[Element location data]
━━━━━━━━━━━━━━━━━━━━
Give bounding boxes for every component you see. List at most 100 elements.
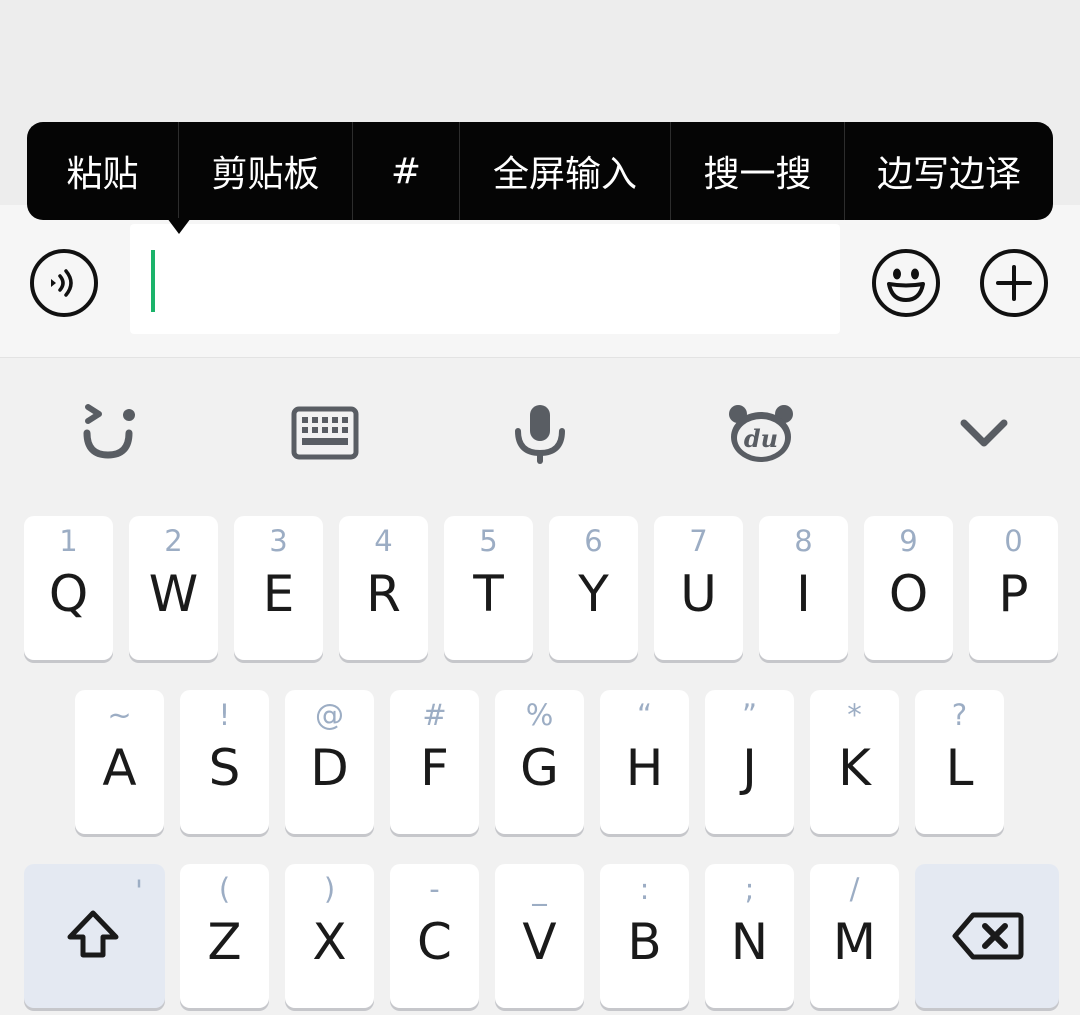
- key-label: J: [742, 739, 757, 797]
- key-label: S: [208, 739, 241, 797]
- key-c[interactable]: -C: [390, 864, 479, 1008]
- key-hint: 0: [1004, 524, 1023, 558]
- key-hint: ”: [741, 698, 758, 732]
- key-label: P: [998, 565, 1029, 623]
- key-label: X: [312, 913, 347, 971]
- key-q[interactable]: 1Q: [24, 516, 113, 660]
- key-e[interactable]: 3E: [234, 516, 323, 660]
- key-label: Z: [207, 913, 242, 971]
- key-label: R: [366, 565, 401, 623]
- shift-arrow-icon: [67, 910, 119, 958]
- menu-item-paste[interactable]: 粘贴: [27, 122, 178, 220]
- backspace-icon: [952, 912, 1024, 960]
- key-hint: ?: [951, 698, 968, 732]
- key-i[interactable]: 8I: [759, 516, 848, 660]
- key-u[interactable]: 7U: [654, 516, 743, 660]
- smile-icon: [887, 268, 925, 302]
- key-hint: 8: [794, 524, 813, 558]
- key-hint: /: [849, 872, 860, 906]
- message-input[interactable]: [130, 224, 840, 334]
- chevron-down-icon[interactable]: [944, 398, 1024, 468]
- key-label: F: [420, 739, 449, 797]
- key-f[interactable]: # F: [390, 690, 479, 834]
- key-label: C: [417, 913, 452, 971]
- key-r[interactable]: 4R: [339, 516, 428, 660]
- key-l[interactable]: ? L: [915, 690, 1004, 834]
- key-label: H: [625, 739, 664, 797]
- key-label: N: [730, 913, 769, 971]
- plus-icon: [996, 265, 1032, 301]
- context-menu: 粘贴 剪贴板 # 全屏输入 搜一搜 边写边译: [27, 122, 1053, 234]
- key-hint: -: [429, 872, 440, 906]
- key-label: I: [796, 565, 811, 623]
- key-hint: :: [639, 872, 650, 906]
- key-t[interactable]: 5T: [444, 516, 533, 660]
- wink-face-icon[interactable]: [68, 398, 148, 468]
- key-p[interactable]: 0P: [969, 516, 1058, 660]
- key-hint: %: [525, 698, 554, 732]
- keyboard-icon[interactable]: [285, 398, 365, 468]
- du-bear-icon[interactable]: du: [721, 398, 801, 468]
- key-hint: 3: [269, 524, 288, 558]
- key-hint: @: [315, 698, 344, 732]
- key-label: K: [838, 739, 871, 797]
- key-hint: !: [218, 698, 231, 732]
- key-label: B: [627, 913, 662, 971]
- key-label: W: [148, 565, 199, 623]
- menu-item-fullscreen-input[interactable]: 全屏输入: [459, 122, 670, 220]
- key-a[interactable]: ~ A: [75, 690, 164, 834]
- key-m[interactable]: / M: [810, 864, 899, 1008]
- key-hint: _: [532, 872, 547, 906]
- backspace-key[interactable]: [915, 864, 1059, 1008]
- key-o[interactable]: 9O: [864, 516, 953, 660]
- key-hint: *: [847, 698, 862, 732]
- key-w[interactable]: 2W: [129, 516, 218, 660]
- key-hint: 1: [59, 524, 78, 558]
- menu-item-search[interactable]: 搜一搜: [670, 122, 844, 220]
- key-z[interactable]: (Z: [180, 864, 269, 1008]
- menu-item-translate-while-typing[interactable]: 边写边译: [844, 122, 1053, 220]
- key-label: Q: [48, 565, 89, 623]
- key-hint: ': [135, 874, 143, 908]
- key-hint: ;: [744, 872, 755, 906]
- key-label: V: [522, 913, 557, 971]
- more-button[interactable]: [980, 249, 1048, 317]
- key-label: G: [520, 739, 559, 797]
- du-logo-text: du: [744, 424, 778, 453]
- key-label: D: [310, 739, 349, 797]
- key-label: T: [473, 565, 504, 623]
- key-hint: (: [218, 872, 231, 906]
- key-label: E: [262, 565, 295, 623]
- key-label: O: [888, 565, 929, 623]
- key-hint: ~: [107, 698, 132, 732]
- key-k[interactable]: * K: [810, 690, 899, 834]
- key-hint: 5: [479, 524, 498, 558]
- context-menu-pointer: [167, 218, 191, 234]
- key-b[interactable]: :B: [600, 864, 689, 1008]
- menu-item-hashtag[interactable]: #: [352, 122, 459, 220]
- key-d[interactable]: @ D: [285, 690, 374, 834]
- key-hint: 9: [899, 524, 918, 558]
- voice-input-button[interactable]: [30, 249, 98, 317]
- key-label: U: [680, 565, 717, 623]
- key-label: A: [102, 739, 137, 797]
- key-n[interactable]: ; N: [705, 864, 794, 1008]
- key-label: L: [945, 739, 974, 797]
- voice-wave-icon: [51, 269, 73, 297]
- key-y[interactable]: 6Y: [549, 516, 638, 660]
- menu-item-clipboard[interactable]: 剪贴板: [178, 122, 352, 220]
- key-hint: 2: [164, 524, 183, 558]
- microphone-icon[interactable]: [500, 398, 580, 468]
- key-x[interactable]: ) X: [285, 864, 374, 1008]
- key-s[interactable]: ! S: [180, 690, 269, 834]
- key-hint: 6: [584, 524, 603, 558]
- shift-key[interactable]: ': [24, 864, 165, 1008]
- emoji-button[interactable]: [872, 249, 940, 317]
- key-v[interactable]: _ V: [495, 864, 584, 1008]
- key-h[interactable]: “H: [600, 690, 689, 834]
- key-hint: ): [323, 872, 336, 906]
- text-caret: [151, 250, 155, 312]
- key-g[interactable]: % G: [495, 690, 584, 834]
- key-j[interactable]: ” J: [705, 690, 794, 834]
- key-hint: 7: [689, 524, 708, 558]
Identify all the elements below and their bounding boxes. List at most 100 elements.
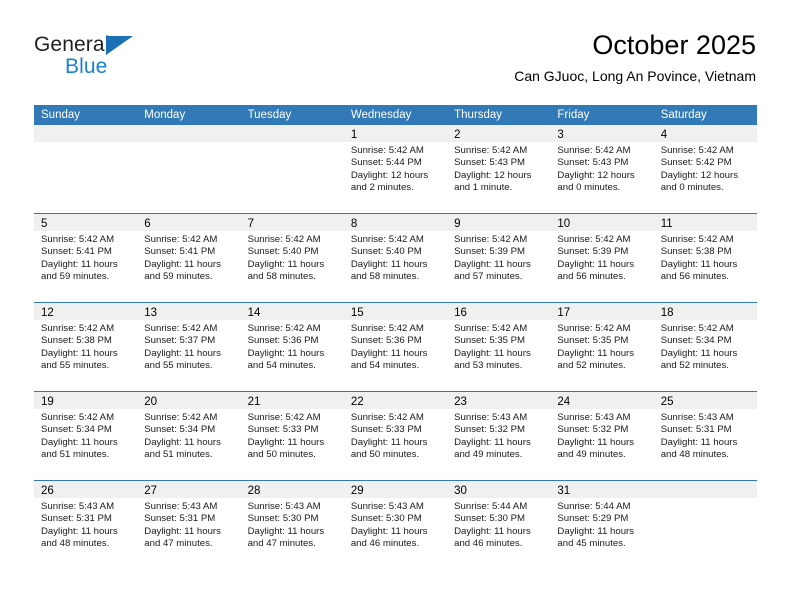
day-detail-line: Daylight: 11 hours xyxy=(350,258,428,270)
day-detail-line: Sunrise: 5:42 AM xyxy=(350,412,424,423)
day-detail-line: and 48 minutes. xyxy=(660,449,729,461)
day-number-band: 21 xyxy=(240,392,344,409)
day-detail-line: Sunset: 5:33 PM xyxy=(247,424,319,436)
day-cell-2[interactable]: 2 Sunrise: 5:42 AM Sunset: 5:43 PM Daylight… xyxy=(447,125,551,213)
day-cell-14[interactable]: 14 Sunrise: 5:42 AM Sunset: 5:36 PM Dayligh… xyxy=(240,303,344,391)
day-cell-15[interactable]: 15 Sunrise: 5:42 AM Sunset: 5:36 PM Dayligh… xyxy=(343,303,448,391)
day-cell-3[interactable]: 3 Sunrise: 5:42 AM Sunset: 5:43 PM Daylight… xyxy=(550,125,654,213)
day-detail-line: and 2 minutes. xyxy=(350,182,414,194)
day-detail-line: Sunrise: 5:43 AM xyxy=(350,501,424,512)
week-cells: 1 Sunrise: 5:42 AM Sunset: 5:44 PM Daylight… xyxy=(34,125,757,213)
week-cells: 5 Sunrise: 5:42 AM Sunset: 5:41 PM Daylight… xyxy=(34,214,757,302)
day-cell-27[interactable]: 27 Sunrise: 5:43 AM Sunset: 5:31 PM Dayligh… xyxy=(137,481,241,569)
day-number-band: 2 xyxy=(447,125,551,142)
weekday-header-wednesday: Wednesday xyxy=(350,109,412,121)
day-detail-line: Daylight: 11 hours xyxy=(41,525,118,537)
logo-text-general: General xyxy=(34,33,110,56)
weekday-header-tuesday: Tuesday xyxy=(247,109,292,121)
day-number: 25 xyxy=(660,396,674,408)
day-cell-13[interactable]: 13 Sunrise: 5:42 AM Sunset: 5:37 PM Dayligh… xyxy=(137,303,241,391)
day-detail-line: Sunset: 5:36 PM xyxy=(350,335,422,347)
day-cell-4[interactable]: 4 Sunrise: 5:42 AM Sunset: 5:42 PM Daylight… xyxy=(653,125,757,213)
day-cell-19[interactable]: 19 Sunrise: 5:42 AM Sunset: 5:34 PM Dayligh… xyxy=(34,392,138,480)
day-detail-line: Sunset: 5:37 PM xyxy=(144,335,216,347)
day-cell-26[interactable]: 26 Sunrise: 5:43 AM Sunset: 5:31 PM Dayligh… xyxy=(34,481,138,569)
day-cell-23[interactable]: 23 Sunrise: 5:43 AM Sunset: 5:32 PM Dayligh… xyxy=(447,392,551,480)
day-number: 10 xyxy=(557,218,571,230)
day-detail-line: Sunrise: 5:42 AM xyxy=(247,234,321,245)
day-number-band: 20 xyxy=(137,392,241,409)
day-cell-20[interactable]: 20 Sunrise: 5:42 AM Sunset: 5:34 PM Dayligh… xyxy=(137,392,241,480)
day-cell-18[interactable]: 18 Sunrise: 5:42 AM Sunset: 5:34 PM Dayligh… xyxy=(653,303,757,391)
day-detail-line: Sunrise: 5:42 AM xyxy=(557,234,631,245)
day-details: Sunrise: 5:43 AM Sunset: 5:30 PM Daylight:… xyxy=(344,498,447,551)
day-details: Sunrise: 5:42 AM Sunset: 5:33 PM Daylight:… xyxy=(241,409,344,462)
day-cell-8[interactable]: 8 Sunrise: 5:42 AM Sunset: 5:40 PM Daylight… xyxy=(343,214,448,302)
day-detail-line: and 52 minutes. xyxy=(557,360,626,372)
day-detail-line: Daylight: 11 hours xyxy=(350,525,428,537)
calendar-week-row: 12 Sunrise: 5:42 AM Sunset: 5:38 PM Dayligh… xyxy=(34,302,757,391)
day-detail-line: Daylight: 11 hours xyxy=(144,258,221,270)
day-details: Sunrise: 5:42 AM Sunset: 5:36 PM Daylight:… xyxy=(344,320,447,373)
day-cell-6[interactable]: 6 Sunrise: 5:42 AM Sunset: 5:41 PM Daylight… xyxy=(137,214,241,302)
day-cell-empty xyxy=(137,125,241,213)
day-cell-17[interactable]: 17 Sunrise: 5:42 AM Sunset: 5:35 PM Dayligh… xyxy=(550,303,654,391)
week-cells: 19 Sunrise: 5:42 AM Sunset: 5:34 PM Dayligh… xyxy=(34,392,757,480)
day-cell-10[interactable]: 10 Sunrise: 5:42 AM Sunset: 5:39 PM Dayligh… xyxy=(550,214,654,302)
day-number-band xyxy=(240,125,344,142)
day-number: 7 xyxy=(247,218,254,230)
day-detail-line: Sunset: 5:34 PM xyxy=(660,335,732,347)
day-cell-28[interactable]: 28 Sunrise: 5:43 AM Sunset: 5:30 PM Dayligh… xyxy=(240,481,344,569)
day-details: Sunrise: 5:42 AM Sunset: 5:40 PM Daylight:… xyxy=(241,231,344,284)
day-detail-line: and 47 minutes. xyxy=(144,538,213,550)
day-detail-line: Sunset: 5:35 PM xyxy=(454,335,526,347)
day-cell-22[interactable]: 22 Sunrise: 5:42 AM Sunset: 5:33 PM Dayligh… xyxy=(343,392,448,480)
day-number-band: 1 xyxy=(343,125,448,142)
day-number: 18 xyxy=(660,307,674,319)
day-number: 11 xyxy=(660,218,673,230)
day-cell-30[interactable]: 30 Sunrise: 5:44 AM Sunset: 5:30 PM Dayligh… xyxy=(447,481,551,569)
day-detail-line: Daylight: 11 hours xyxy=(247,525,325,537)
day-detail-line: and 49 minutes. xyxy=(557,449,626,461)
page-title: October 2025 xyxy=(592,30,756,60)
day-number-band: 3 xyxy=(550,125,654,142)
day-cell-11[interactable]: 11 Sunrise: 5:42 AM Sunset: 5:38 PM Dayligh… xyxy=(653,214,757,302)
day-detail-line: Sunset: 5:31 PM xyxy=(660,424,732,436)
day-detail-line: Sunrise: 5:42 AM xyxy=(144,412,218,423)
day-number-band: 11 xyxy=(653,214,757,231)
day-cell-21[interactable]: 21 Sunrise: 5:42 AM Sunset: 5:33 PM Dayligh… xyxy=(240,392,344,480)
day-number-band: 15 xyxy=(343,303,448,320)
day-cell-24[interactable]: 24 Sunrise: 5:43 AM Sunset: 5:32 PM Dayligh… xyxy=(550,392,654,480)
day-number: 12 xyxy=(41,307,54,319)
day-number-band: 23 xyxy=(447,392,551,409)
day-cell-25[interactable]: 25 Sunrise: 5:43 AM Sunset: 5:31 PM Dayligh… xyxy=(653,392,757,480)
weekday-header-sunday: Sunday xyxy=(41,109,81,121)
day-detail-line: Sunset: 5:33 PM xyxy=(350,424,422,436)
day-detail-line: Daylight: 11 hours xyxy=(660,347,738,359)
day-details: Sunrise: 5:44 AM Sunset: 5:29 PM Daylight:… xyxy=(550,498,653,551)
day-number: 1 xyxy=(350,129,358,141)
day-cell-12[interactable]: 12 Sunrise: 5:42 AM Sunset: 5:38 PM Dayligh… xyxy=(34,303,138,391)
day-number: 14 xyxy=(247,307,261,319)
day-number-band: 4 xyxy=(653,125,757,142)
day-detail-line: and 55 minutes. xyxy=(41,360,110,372)
day-details: Sunrise: 5:44 AM Sunset: 5:30 PM Daylight:… xyxy=(447,498,550,551)
day-detail-line: Sunrise: 5:42 AM xyxy=(454,145,528,156)
day-cell-16[interactable]: 16 Sunrise: 5:42 AM Sunset: 5:35 PM Dayligh… xyxy=(447,303,551,391)
day-cell-29[interactable]: 29 Sunrise: 5:43 AM Sunset: 5:30 PM Dayligh… xyxy=(343,481,448,569)
day-number-band: 30 xyxy=(447,481,551,498)
day-detail-line: Daylight: 11 hours xyxy=(41,258,118,270)
general-blue-logo[interactable]: General Blue xyxy=(34,34,164,82)
day-cell-9[interactable]: 9 Sunrise: 5:42 AM Sunset: 5:39 PM Daylight… xyxy=(447,214,551,302)
day-number-band: 19 xyxy=(34,392,138,409)
day-cell-1[interactable]: 1 Sunrise: 5:42 AM Sunset: 5:44 PM Daylight… xyxy=(343,125,448,213)
day-number-band: 7 xyxy=(240,214,344,231)
day-number: 3 xyxy=(557,129,564,141)
day-detail-line: and 0 minutes. xyxy=(660,182,724,194)
day-cell-5[interactable]: 5 Sunrise: 5:42 AM Sunset: 5:41 PM Daylight… xyxy=(34,214,138,302)
day-detail-line: Sunrise: 5:42 AM xyxy=(660,234,734,245)
day-number-band: 8 xyxy=(343,214,448,231)
day-cell-31[interactable]: 31 Sunrise: 5:44 AM Sunset: 5:29 PM Dayligh… xyxy=(550,481,654,569)
day-number-band: 10 xyxy=(550,214,654,231)
day-cell-7[interactable]: 7 Sunrise: 5:42 AM Sunset: 5:40 PM Daylight… xyxy=(240,214,344,302)
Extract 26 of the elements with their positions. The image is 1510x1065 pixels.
━━━━━━━━━━━━━━━━━━━━
Aim of the exercise ▸ Copy the lines from the one holding "day-detail-line: Daylight: 11 hours xyxy=(350,258,428,270)" through the one holding "day-detail-line: Sunset: 5:33 PM xyxy=(247,424,319,436)", both included, and change "Sunset" to "Dusk" while keeping everything else the same.

Response ▸
day-detail-line: Daylight: 11 hours xyxy=(350,258,428,270)
day-detail-line: Sunrise: 5:42 AM xyxy=(350,412,424,423)
day-detail-line: and 48 minutes. xyxy=(660,449,729,461)
day-number-band: 21 xyxy=(240,392,344,409)
day-detail-line: Dusk: 5:33 PM xyxy=(247,424,319,436)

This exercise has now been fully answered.